(Extracted information)
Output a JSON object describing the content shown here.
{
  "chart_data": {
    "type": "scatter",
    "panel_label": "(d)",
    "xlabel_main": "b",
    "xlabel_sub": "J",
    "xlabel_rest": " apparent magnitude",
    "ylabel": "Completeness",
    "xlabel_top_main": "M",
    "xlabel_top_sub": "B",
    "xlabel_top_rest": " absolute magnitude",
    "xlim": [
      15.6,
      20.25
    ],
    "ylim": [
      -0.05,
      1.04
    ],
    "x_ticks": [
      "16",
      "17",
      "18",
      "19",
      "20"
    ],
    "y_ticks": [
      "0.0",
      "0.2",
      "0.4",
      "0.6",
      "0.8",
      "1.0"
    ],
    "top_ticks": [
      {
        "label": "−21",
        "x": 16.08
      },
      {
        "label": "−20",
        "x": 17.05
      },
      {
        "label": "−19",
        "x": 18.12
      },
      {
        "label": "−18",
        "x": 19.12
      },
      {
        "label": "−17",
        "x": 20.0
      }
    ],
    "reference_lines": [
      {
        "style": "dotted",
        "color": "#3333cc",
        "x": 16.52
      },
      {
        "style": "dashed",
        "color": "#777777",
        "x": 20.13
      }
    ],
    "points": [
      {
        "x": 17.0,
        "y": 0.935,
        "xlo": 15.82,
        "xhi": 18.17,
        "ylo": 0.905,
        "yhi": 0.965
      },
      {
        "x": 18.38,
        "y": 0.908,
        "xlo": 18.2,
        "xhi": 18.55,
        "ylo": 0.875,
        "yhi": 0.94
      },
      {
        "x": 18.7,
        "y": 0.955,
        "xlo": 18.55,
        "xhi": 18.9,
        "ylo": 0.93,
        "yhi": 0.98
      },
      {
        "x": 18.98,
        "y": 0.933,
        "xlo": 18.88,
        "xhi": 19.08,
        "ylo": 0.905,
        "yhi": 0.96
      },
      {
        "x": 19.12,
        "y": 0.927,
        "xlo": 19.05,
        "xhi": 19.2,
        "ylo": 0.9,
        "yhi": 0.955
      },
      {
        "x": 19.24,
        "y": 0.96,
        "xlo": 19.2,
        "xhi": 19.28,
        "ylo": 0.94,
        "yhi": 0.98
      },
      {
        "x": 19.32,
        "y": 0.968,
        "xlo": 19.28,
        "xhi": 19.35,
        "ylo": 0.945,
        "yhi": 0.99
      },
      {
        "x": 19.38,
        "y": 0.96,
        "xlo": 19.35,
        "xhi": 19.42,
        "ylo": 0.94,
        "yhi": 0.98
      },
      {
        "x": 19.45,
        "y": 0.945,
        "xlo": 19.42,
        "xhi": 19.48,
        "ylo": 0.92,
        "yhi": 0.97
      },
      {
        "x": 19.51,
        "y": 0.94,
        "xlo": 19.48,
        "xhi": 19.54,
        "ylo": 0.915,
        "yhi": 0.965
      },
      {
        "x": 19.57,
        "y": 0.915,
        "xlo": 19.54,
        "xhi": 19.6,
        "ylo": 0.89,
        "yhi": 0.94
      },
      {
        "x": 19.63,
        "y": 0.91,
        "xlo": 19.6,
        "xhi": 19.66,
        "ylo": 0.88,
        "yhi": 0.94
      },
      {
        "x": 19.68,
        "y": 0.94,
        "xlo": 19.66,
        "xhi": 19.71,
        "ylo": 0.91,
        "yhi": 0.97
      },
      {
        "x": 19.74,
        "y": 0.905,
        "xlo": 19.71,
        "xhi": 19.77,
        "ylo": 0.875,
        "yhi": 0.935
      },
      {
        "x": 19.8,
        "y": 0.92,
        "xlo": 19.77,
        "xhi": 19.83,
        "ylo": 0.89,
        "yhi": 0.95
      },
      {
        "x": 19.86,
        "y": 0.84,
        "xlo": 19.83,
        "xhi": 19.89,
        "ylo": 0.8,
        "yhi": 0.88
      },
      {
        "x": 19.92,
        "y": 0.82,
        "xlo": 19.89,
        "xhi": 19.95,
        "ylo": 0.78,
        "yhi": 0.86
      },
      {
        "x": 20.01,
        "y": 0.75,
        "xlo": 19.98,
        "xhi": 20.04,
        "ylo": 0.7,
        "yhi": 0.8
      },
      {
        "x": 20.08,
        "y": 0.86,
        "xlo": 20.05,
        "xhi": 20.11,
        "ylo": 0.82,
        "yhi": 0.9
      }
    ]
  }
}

---

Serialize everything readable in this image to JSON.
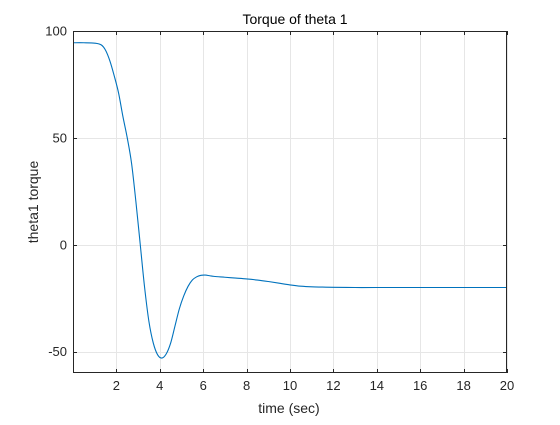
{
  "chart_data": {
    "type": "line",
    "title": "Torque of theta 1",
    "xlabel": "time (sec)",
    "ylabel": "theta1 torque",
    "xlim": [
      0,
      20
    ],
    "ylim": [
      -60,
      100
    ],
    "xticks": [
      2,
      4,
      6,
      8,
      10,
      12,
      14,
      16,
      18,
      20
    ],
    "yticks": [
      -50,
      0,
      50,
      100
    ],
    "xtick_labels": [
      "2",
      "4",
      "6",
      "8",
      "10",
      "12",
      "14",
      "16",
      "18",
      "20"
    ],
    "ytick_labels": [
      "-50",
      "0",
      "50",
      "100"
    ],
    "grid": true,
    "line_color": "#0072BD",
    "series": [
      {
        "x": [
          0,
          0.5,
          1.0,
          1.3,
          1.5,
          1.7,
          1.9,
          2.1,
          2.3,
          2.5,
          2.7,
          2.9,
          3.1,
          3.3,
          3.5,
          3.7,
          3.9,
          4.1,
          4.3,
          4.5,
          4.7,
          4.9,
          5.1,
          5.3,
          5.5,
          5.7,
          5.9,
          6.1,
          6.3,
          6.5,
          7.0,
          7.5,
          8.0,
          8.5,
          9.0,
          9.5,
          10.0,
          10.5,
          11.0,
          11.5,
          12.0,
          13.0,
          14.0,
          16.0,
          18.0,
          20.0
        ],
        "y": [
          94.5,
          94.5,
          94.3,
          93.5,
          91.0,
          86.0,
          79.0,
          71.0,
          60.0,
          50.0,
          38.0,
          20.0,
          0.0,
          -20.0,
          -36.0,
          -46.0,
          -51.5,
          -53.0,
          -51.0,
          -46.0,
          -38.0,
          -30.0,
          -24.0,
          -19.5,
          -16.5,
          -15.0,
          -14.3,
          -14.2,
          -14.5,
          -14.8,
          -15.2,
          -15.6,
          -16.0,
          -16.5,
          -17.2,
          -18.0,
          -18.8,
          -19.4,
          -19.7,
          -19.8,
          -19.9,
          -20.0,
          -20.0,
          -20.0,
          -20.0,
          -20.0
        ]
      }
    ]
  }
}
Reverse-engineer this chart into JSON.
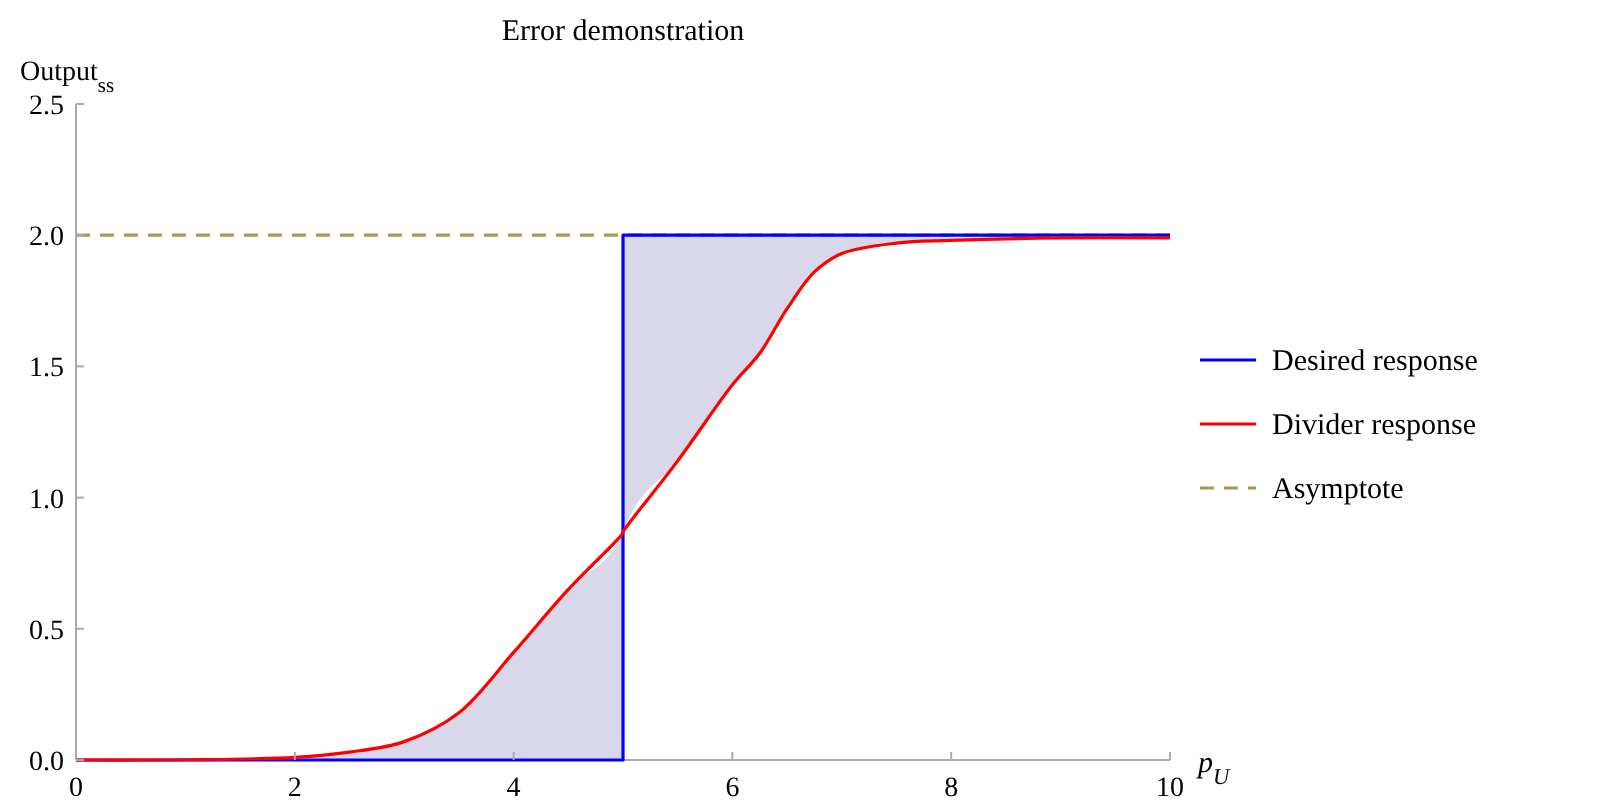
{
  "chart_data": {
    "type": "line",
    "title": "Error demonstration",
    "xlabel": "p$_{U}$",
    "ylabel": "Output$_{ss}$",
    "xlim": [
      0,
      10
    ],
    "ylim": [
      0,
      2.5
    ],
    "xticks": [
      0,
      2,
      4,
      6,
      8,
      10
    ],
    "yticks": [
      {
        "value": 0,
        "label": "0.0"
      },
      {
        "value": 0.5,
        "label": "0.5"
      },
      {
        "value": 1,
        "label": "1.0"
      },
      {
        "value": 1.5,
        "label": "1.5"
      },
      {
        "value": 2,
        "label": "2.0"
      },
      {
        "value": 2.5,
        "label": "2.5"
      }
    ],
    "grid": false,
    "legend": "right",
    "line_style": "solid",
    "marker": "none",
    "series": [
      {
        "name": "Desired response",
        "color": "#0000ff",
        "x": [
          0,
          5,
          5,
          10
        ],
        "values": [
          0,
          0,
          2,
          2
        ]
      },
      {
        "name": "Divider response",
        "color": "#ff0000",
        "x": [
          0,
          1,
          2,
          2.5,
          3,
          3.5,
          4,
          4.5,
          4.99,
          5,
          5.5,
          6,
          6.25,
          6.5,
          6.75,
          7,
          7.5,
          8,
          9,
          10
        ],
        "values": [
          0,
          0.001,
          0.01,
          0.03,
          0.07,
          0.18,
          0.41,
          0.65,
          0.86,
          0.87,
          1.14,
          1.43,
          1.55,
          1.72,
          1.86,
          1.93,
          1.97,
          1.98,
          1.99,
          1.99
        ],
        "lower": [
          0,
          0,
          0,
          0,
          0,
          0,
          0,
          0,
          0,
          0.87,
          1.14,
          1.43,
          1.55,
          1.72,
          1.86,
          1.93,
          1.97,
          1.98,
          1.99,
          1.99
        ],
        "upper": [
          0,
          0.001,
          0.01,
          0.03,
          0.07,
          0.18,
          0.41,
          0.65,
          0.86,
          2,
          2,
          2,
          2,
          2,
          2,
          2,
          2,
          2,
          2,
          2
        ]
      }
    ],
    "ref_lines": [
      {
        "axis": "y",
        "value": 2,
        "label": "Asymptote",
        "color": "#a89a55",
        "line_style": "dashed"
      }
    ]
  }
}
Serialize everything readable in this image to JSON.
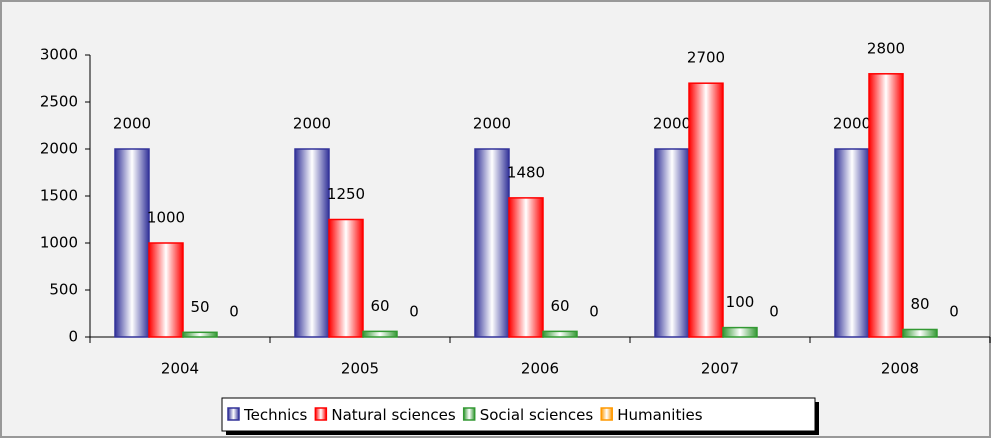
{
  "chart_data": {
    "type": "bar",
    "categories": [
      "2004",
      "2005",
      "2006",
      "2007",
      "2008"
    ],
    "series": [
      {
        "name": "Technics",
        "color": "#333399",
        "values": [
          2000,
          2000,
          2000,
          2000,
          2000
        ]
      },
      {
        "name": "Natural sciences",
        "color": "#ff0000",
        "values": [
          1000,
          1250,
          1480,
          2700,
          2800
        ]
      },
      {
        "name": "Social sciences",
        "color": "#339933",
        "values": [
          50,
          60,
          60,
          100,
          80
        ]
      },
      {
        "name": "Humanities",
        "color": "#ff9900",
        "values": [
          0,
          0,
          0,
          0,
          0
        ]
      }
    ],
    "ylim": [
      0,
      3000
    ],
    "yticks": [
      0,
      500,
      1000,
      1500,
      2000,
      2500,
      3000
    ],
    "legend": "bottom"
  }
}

(Required work) From the data, collect all lines where the string "type" appears.

(Exercise result)
    "type": "scatter",
    "type": "line",
    "type": "line",
    "type": "bar",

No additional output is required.